### Supplied records ###

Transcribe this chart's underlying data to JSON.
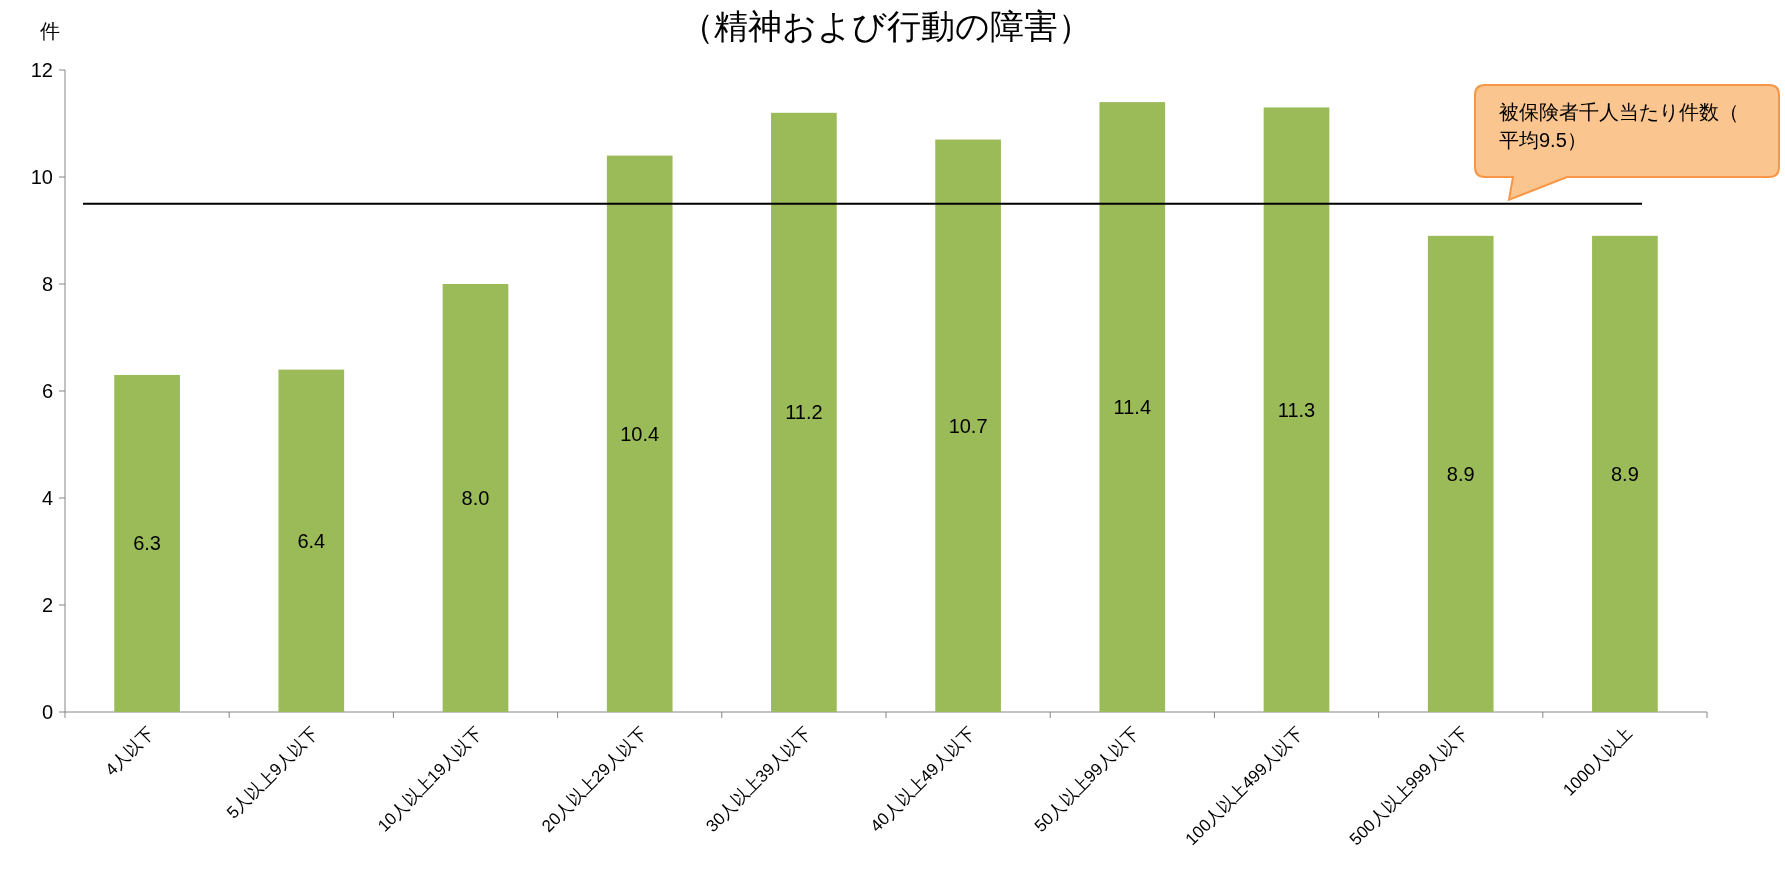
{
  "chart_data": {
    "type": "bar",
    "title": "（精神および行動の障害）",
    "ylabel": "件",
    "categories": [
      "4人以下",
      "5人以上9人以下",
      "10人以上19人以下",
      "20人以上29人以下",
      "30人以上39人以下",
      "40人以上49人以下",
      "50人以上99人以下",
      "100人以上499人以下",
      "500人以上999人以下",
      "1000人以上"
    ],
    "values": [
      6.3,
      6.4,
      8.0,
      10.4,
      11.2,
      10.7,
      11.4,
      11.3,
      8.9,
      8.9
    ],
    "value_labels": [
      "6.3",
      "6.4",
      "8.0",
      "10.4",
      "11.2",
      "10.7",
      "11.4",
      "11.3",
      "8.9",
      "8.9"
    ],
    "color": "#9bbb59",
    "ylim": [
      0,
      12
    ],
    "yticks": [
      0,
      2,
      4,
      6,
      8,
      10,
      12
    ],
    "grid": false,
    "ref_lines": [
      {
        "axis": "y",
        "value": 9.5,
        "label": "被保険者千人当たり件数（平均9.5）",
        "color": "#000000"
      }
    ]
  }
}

###

Given instruction |
Copy all the entries word for word. Omit any pictures.

Final result |
Transcribe this chart's underlying data to JSON.
{
  "chart_data": {
    "type": "bar",
    "title": "（精神および行動の障害）",
    "ylabel": "件",
    "categories": [
      "4人以下",
      "5人以上9人以下",
      "10人以上19人以下",
      "20人以上29人以下",
      "30人以上39人以下",
      "40人以上49人以下",
      "50人以上99人以下",
      "100人以上499人以下",
      "500人以上999人以下",
      "1000人以上"
    ],
    "values": [
      6.3,
      6.4,
      8.0,
      10.4,
      11.2,
      10.7,
      11.4,
      11.3,
      8.9,
      8.9
    ],
    "value_labels": [
      "6.3",
      "6.4",
      "8.0",
      "10.4",
      "11.2",
      "10.7",
      "11.4",
      "11.3",
      "8.9",
      "8.9"
    ],
    "color": "#9bbb59",
    "ylim": [
      0,
      12
    ],
    "yticks": [
      0,
      2,
      4,
      6,
      8,
      10,
      12
    ],
    "grid": false,
    "ref_lines": [
      {
        "axis": "y",
        "value": 9.5,
        "label": "被保険者千人当たり件数（平均9.5）",
        "color": "#000000"
      }
    ]
  }
}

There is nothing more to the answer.